____ PAGE EXCERPT

What about learning a data prior in a supervised learning way? More specifically, using an MSE loss to learn an action prior, and then using a diffusion model to refine this prior distribution? We did experiment with this approach: we removed the autoencoder's decoder and used the encoder as an action prior model, predicting the action directly with an MSE loss. Similar to the autoencoding version, we added Gaussian noise with std=0.2 to the predicted action to represent $q(x_0|c)$ . In this case, $x_0$ becomes the "not-so-accurate" action overlaid with Gaussian noise.

Here are the results of this experiment:

	5k	10k	20k	30k
cocos (autoencoding)	83.1 ± 0.9	81.1 ± 1.3	92.2 ± 1.3	93.8 ± 0.3
cocos (action prior)	70.0 ± 1.8	81.0 ± 1.0	84.5 ± 0.6	87.2 ± 0.6
vanilla (w/o cocos)	66.5 ± 1.6	78.3 ± 0.5	83.7 ± 0.3	82.9 ± 0.4

We observed that while this approach still improves training efficiency and scores compared to a vanilla Gaussian prior $p(x_0)$ , it does not perform as well as autoencoding $c$ . This suggests that using an explicit action prior is not necessarily a better choice. We believe that compressing as much information as possible from the condition (e.g., vision-language cues) into $p(x_0|c)$ might be a more critical choice.

Question 2: Section 2 Clarity

We sincerely apologize that Section 2 was confusing to read. We understand the importance of clarity and will thoroughly revise this section. We'll ensure that all notations, especially the definition of $z$ , are explained more precisely. Our goal is to make it much easier for readers to smoothly follow the main argument of the paper.

Thank you once again for your insightful suggestions. We'll incorporate all the discussions above into our revision, conduct a broader survey of prior distributions, and delve deeper into their exploration. We look forward to your further feedback and will respond promptly.

2025-08-06

Thanks for the additional experiments and clarifications, they will further improve the paper. However, as my score is already an accept, I remain with my already positive score.

2025-08-06

I'm glad our rebuttal addressed your concerns. We will continue to refine the revised paper!

审稿意见

评分: 5置信度: 42025-07-03

This paper uses conditioning-variable dependent priors as means to increase the performance of flow-based policies, particularly by improving both training time and sensitivity to conditioning variables.

优缺点分析

Strengths:

(1) This method clearly works very, very well. It's performance is almost uniformly an improvement over the state of art. (2) The method is quite modular and easy to use; in indeed, the principle is compatible with any particular choice of prior. Moreover, the VAE method has competitive performance with optimal \beta choice, which limits additional hyperparameters, and the EMA version has comparable performance (3) COCOs drastically enhances policy expressivity, allowing the model to compete with far more complex architectures (4) The authors identify context sensitivity as a a key bottleneck to performance. (5) Generally, the experiment were very dilligent and comprehensive. The visualizations representing the actions, i find, were very insightful. (6) Overall, the writing is rather clear (with the exception of the theorem below) (7) the benchmarks, real hardware experiment, and use of text-conditioning as well as observation conditioning make the result very compelling.

________
____ MATERIAL SHOWN

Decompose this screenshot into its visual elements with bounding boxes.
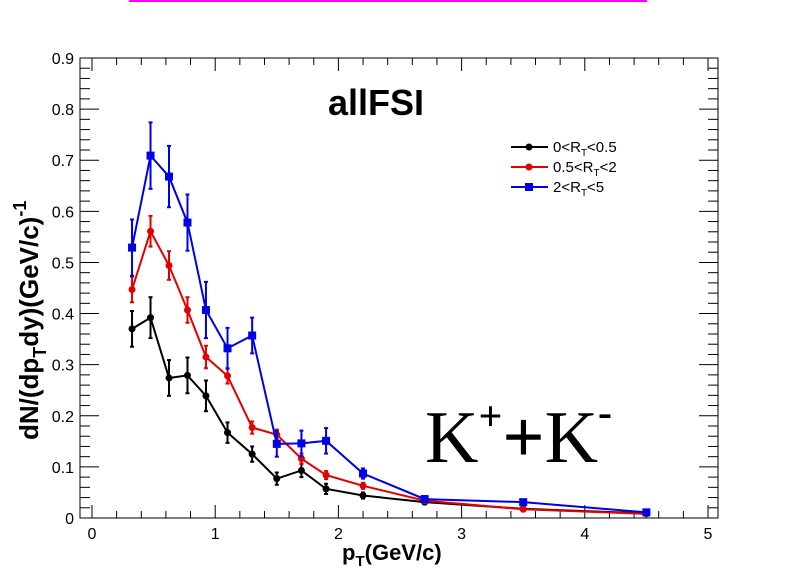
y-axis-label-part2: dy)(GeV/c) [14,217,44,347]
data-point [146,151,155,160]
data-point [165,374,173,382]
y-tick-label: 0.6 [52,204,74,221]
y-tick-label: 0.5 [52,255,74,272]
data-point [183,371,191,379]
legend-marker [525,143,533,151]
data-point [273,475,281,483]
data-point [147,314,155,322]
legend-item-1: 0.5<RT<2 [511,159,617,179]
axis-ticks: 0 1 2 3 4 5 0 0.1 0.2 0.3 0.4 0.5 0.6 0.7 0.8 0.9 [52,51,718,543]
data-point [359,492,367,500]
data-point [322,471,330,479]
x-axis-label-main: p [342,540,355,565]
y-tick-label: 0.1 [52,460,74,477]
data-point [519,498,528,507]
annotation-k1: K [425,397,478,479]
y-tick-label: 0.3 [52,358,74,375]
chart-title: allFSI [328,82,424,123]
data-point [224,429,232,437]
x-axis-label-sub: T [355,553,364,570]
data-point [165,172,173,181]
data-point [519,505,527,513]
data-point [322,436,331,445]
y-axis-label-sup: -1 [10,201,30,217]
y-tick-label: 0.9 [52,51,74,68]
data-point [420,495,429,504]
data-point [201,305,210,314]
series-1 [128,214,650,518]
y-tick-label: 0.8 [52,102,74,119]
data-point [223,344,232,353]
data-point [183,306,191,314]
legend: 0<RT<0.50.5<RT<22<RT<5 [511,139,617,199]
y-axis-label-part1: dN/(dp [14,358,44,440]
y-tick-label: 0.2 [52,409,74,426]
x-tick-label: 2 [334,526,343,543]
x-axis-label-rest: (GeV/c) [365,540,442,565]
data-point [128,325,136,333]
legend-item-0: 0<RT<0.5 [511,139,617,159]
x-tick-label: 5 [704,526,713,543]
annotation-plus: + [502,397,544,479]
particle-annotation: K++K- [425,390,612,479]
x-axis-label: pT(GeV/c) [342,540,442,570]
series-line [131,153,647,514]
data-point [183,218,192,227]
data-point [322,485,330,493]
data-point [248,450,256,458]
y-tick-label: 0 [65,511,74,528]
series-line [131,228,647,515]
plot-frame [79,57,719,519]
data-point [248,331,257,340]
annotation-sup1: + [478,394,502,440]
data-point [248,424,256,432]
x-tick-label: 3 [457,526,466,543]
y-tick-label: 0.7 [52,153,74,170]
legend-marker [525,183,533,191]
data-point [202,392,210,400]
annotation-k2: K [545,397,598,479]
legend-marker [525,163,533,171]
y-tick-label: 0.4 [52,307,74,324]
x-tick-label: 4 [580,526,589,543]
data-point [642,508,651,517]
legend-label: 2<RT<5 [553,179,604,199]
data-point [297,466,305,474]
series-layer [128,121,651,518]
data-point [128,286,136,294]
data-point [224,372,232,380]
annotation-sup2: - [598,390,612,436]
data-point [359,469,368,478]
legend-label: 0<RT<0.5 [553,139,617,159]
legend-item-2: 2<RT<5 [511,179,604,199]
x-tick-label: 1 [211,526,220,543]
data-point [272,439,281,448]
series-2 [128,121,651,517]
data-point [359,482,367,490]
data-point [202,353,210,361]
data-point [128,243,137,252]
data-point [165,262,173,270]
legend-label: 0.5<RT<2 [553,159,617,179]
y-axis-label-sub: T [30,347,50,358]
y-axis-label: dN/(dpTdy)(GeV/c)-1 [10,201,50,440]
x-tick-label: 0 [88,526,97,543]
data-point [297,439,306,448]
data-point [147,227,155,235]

________

→ **STATED EXERCISE**
Extend the review discussion of the conditioning-dependent prior method for flow-based policies, starting right after its final sentence.

→ **RESPONSE**
Weakness: (1) The theorem is incredible informal. The authors do not define certain key terms in the theorem statement, and the phrasing is colloqiual. Moreover, it is not clear to what extent the theorem "adds something new" in the sense that, all that is being said is that if your scores are Lipschitz in c in the network, your network will do similar things. This is rather tautological. I understand what it is trying to say, but I would encourage the authors to include a more formal statement if they intend to include a theorem. (2) I am a little unclear about how the encoding of the action behaves. What seems strange is that F(E(c)) doesn't really seem like an action prior, in the sense that it is trained purely via an autoencoder loss, rather than, say a Gaussian approximation to a target action distribution. Said otherwise, the distribution \mu(x_0 | c) is "separated" for different c, but the prior doesn't ensure that mu(x_0 | c) is close to the target p(x_1 | c). I think this is ok - in some sense, you just want to separate out the network gradients, but it is counterintuitive and bears some explanation. Moreover, it might make sense if potentially mu(x_0 | c) is related to p(x_1 | c) in some way (but perhaps it doesn't have to be?)

问题

Can the authors describe their decision choices for learning mu(x_0 | c) purely via an autoencoder loss? Do the authors think performance could be improved if the action prior was somehow closer to the action distribution?

局限性

Yes, the authors adequately describe limitations.

最终评判理由

This is a very nice contribution that elucidates the effect of coupled priors on better action generation. I think this will be a useful contribution to the literature.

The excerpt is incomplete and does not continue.